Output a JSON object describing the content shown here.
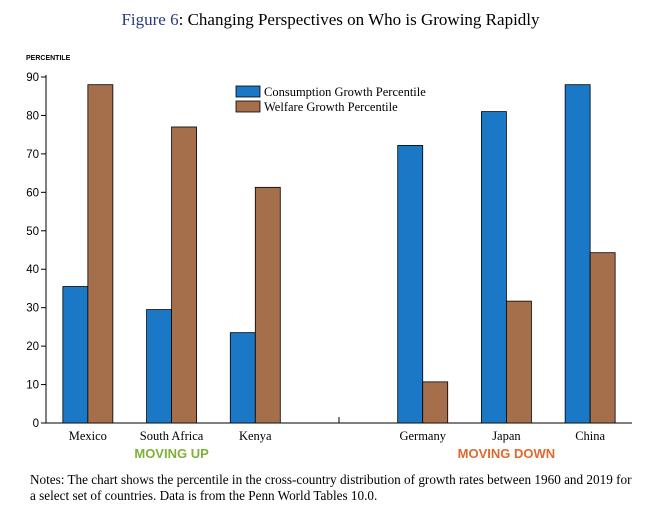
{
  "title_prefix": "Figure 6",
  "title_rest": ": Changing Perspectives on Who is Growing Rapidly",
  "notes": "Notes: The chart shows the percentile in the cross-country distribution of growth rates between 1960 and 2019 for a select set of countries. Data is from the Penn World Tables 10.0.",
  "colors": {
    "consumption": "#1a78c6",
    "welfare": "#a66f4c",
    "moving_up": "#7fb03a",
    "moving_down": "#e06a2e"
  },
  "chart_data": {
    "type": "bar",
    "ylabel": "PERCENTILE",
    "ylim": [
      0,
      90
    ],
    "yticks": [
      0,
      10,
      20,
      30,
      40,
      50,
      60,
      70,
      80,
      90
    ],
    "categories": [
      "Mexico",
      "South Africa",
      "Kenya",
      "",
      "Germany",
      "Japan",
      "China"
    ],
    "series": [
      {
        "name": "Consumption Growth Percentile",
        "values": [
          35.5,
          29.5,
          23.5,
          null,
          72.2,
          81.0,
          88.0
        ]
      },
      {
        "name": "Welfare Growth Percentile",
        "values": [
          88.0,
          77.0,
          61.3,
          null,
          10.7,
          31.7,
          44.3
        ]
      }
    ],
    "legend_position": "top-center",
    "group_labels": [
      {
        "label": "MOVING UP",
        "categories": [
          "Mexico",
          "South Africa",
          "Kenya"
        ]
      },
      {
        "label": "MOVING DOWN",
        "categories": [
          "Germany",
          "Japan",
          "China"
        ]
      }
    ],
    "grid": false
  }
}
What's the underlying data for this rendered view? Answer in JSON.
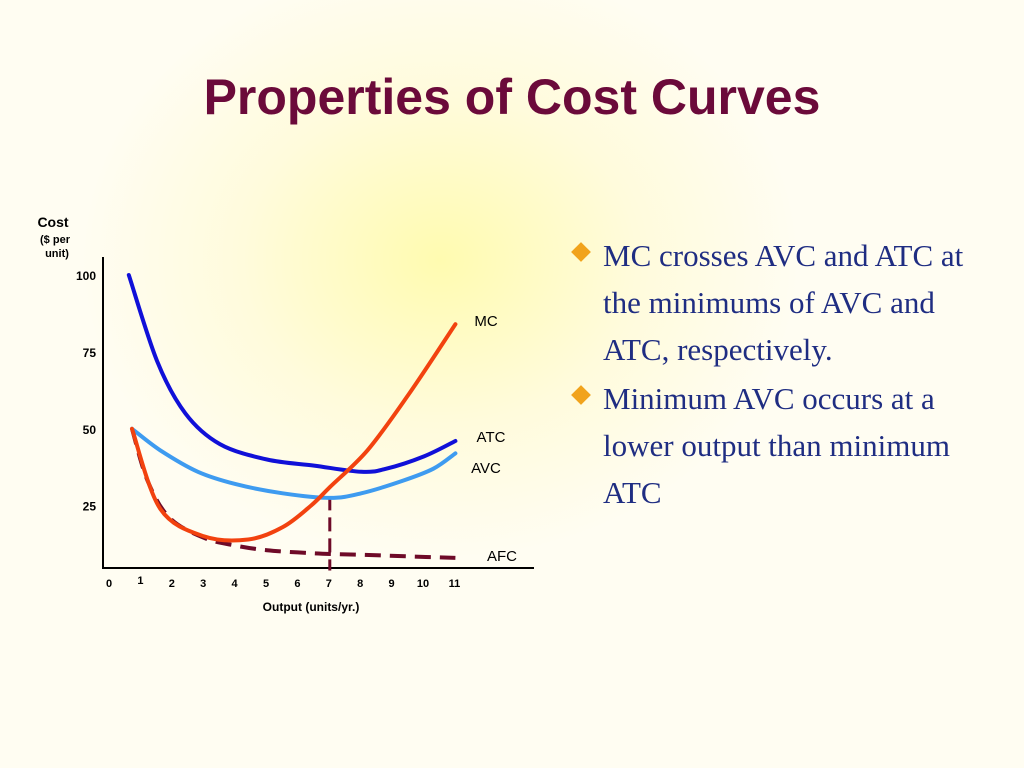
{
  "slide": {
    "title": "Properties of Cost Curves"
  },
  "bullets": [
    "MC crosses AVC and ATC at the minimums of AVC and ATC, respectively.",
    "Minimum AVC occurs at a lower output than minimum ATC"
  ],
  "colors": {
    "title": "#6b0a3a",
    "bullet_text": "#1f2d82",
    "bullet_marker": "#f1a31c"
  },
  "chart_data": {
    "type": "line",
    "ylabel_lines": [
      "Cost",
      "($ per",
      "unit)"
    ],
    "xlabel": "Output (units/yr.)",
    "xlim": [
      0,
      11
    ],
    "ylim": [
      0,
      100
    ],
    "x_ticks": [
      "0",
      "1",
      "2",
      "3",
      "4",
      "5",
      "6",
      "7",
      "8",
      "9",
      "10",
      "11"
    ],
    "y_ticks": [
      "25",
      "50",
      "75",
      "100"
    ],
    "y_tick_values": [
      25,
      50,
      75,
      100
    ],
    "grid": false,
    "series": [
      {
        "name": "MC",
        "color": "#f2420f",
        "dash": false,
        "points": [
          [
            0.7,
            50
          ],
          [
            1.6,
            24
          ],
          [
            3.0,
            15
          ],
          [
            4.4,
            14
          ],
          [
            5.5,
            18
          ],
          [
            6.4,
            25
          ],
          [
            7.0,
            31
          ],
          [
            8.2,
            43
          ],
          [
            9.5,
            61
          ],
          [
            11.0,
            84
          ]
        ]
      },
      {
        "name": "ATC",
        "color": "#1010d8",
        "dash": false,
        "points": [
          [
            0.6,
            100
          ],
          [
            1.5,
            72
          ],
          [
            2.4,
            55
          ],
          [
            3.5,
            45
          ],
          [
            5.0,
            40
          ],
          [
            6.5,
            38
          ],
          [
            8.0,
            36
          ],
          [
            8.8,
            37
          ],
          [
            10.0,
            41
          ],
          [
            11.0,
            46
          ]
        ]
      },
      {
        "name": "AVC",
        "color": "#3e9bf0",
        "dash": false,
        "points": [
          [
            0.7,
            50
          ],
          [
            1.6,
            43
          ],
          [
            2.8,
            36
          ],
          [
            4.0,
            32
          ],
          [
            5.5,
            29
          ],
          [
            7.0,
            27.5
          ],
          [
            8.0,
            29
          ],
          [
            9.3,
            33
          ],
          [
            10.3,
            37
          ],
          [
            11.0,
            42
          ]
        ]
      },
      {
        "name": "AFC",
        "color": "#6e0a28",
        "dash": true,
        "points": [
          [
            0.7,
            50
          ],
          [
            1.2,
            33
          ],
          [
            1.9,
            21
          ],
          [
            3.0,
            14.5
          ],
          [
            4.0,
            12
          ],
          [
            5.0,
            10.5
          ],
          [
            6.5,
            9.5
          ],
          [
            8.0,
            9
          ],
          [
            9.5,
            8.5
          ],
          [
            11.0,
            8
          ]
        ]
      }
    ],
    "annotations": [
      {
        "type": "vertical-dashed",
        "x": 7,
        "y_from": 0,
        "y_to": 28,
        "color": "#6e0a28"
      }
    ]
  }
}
#####
▶ **Given request**: In the entries above, find every line with the word "type" and list it.

▶ **Solution for this task**:
    "type": "bar",
    "type": "line",
        "type": "vertical-dashed",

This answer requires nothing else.